>> start TEXT
We cannot take an image of the Milky Way because we live within it, in one of the spiral arms. Thus it is important to view the Milky Way in alternative ways in order to understand its structure.

To begin, we can build upon concepts that are more commonly used in other aspects of our lives. To begin with, let us review the common way we view the surface of the Earth.

![Longitude-latitude diagram view of the Earth](https://github.com/mcstroh/python-tutorials/blob/master/velocity_stars_in_milky_way/images/earth_l_b_comparison.png?raw=true)

We can view our galaxy, the Milky Way, in a similar manner. Below is an image of carbon-oxygen clouds in the Milky Way using a similar Longitude-Latitude coordinate system.

![Longitude-latitude diagram of the Milky Way](https://github.com/mcstroh/python-tutorials/blob/master/velocity_stars_in_milky_way/images/dame_l_b_simplified.png?raw=true)

This isn't particularly useful because the Milky Way looks pretty flat because most of the clouds reside in a very thin disk.
As an alternative, we can replace latitude with something else. 
Below, we show a similar diagram where someone has plotted velocity of the clouds along the y-axis.
>> end TEXT
>> start ENTRIES
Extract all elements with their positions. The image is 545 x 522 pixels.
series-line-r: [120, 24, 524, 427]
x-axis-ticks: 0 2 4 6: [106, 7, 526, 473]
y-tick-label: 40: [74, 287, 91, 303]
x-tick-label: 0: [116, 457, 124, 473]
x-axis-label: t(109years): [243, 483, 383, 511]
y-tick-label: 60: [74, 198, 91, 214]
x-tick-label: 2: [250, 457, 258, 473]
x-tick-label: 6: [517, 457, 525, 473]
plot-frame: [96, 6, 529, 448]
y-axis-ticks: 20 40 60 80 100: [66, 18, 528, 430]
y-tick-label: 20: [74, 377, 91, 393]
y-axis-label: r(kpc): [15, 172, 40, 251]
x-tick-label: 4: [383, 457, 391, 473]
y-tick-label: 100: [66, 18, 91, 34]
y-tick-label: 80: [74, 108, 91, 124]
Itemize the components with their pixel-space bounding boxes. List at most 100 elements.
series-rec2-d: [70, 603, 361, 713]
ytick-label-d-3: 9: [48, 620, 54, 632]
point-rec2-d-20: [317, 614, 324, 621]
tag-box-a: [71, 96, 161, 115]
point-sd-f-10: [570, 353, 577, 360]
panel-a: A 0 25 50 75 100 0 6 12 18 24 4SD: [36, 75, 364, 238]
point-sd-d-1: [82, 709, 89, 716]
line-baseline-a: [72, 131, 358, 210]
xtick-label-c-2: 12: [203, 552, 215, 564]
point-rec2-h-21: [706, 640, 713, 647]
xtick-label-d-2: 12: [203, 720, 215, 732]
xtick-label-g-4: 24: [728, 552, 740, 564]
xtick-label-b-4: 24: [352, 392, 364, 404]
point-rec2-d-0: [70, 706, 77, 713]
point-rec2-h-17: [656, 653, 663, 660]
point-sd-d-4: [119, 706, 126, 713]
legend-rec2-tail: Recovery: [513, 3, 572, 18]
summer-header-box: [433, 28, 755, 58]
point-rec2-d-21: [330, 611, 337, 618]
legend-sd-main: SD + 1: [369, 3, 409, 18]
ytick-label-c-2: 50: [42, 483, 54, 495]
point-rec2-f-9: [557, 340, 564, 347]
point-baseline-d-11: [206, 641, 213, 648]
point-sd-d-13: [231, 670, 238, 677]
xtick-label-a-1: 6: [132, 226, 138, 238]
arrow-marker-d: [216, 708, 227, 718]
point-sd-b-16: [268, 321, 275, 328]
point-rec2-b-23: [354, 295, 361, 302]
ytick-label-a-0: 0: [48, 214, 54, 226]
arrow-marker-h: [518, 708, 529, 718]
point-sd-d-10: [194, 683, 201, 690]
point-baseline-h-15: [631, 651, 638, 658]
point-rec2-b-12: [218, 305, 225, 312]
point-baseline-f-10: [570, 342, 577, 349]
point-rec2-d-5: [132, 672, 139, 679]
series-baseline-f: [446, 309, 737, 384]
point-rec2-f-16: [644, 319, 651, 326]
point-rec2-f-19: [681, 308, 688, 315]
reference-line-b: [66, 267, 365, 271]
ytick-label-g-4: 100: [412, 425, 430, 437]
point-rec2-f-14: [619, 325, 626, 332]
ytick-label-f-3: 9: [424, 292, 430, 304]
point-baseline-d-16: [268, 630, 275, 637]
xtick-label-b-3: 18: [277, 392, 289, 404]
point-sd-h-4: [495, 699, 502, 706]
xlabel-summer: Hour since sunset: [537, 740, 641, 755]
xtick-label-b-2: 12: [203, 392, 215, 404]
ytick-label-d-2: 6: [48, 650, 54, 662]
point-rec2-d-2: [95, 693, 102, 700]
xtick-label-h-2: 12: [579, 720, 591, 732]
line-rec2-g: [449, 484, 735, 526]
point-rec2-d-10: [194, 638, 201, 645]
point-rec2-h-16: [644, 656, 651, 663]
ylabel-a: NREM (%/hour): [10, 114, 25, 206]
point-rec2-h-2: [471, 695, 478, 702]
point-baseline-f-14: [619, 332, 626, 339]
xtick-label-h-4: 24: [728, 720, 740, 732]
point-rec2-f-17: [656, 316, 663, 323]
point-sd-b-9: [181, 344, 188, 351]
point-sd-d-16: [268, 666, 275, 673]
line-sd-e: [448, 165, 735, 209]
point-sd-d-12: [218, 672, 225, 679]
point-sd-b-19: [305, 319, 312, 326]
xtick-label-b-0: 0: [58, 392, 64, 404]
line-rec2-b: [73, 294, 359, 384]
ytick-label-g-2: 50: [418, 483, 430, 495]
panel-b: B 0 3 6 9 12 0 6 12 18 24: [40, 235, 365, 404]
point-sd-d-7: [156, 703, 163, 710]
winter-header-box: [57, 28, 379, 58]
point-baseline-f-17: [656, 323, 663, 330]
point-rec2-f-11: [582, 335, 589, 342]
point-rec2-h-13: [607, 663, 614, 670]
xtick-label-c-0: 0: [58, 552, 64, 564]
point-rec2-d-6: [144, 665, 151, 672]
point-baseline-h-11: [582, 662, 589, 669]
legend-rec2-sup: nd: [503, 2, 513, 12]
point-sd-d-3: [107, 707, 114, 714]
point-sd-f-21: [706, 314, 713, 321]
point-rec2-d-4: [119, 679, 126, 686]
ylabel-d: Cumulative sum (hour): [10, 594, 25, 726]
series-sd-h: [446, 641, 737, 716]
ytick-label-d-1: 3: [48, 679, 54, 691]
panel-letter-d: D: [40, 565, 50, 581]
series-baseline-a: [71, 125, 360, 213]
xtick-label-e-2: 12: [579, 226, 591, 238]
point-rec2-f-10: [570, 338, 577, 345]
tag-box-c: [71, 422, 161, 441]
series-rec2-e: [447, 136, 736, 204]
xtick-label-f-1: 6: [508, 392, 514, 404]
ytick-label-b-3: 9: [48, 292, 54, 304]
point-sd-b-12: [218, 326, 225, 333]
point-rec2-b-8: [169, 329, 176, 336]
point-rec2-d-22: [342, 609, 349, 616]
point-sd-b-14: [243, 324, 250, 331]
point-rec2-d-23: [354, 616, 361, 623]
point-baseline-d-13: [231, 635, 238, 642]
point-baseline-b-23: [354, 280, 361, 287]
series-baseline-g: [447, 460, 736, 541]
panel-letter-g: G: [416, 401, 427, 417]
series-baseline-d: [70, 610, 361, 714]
>> end ENTRIES
→ **TASKS**
1. Translate this sentence from the Milky Way text into Spanish: "We cannot take an image of the Milky Way because we live within it, in one of the spiral arms."
2. Using the Milky Way text, answer the following:
(a) According to the text, where within the Milky Way do we live?
(b) What does the longitude-latitude image of the Milky Way show?
(c) In the alternative diagram, what is plotted along the y-axis in place of latitude?

→ **EXERCISE RESPONSES**
1. No podemos tomar una imagen de la Vía Láctea porque vivimos dentro de ella, en uno de los brazos espirales.

2.
(a) In one of the spiral arms.
(b) Carbon-oxygen clouds in the Milky Way.
(c) The velocity of the clouds.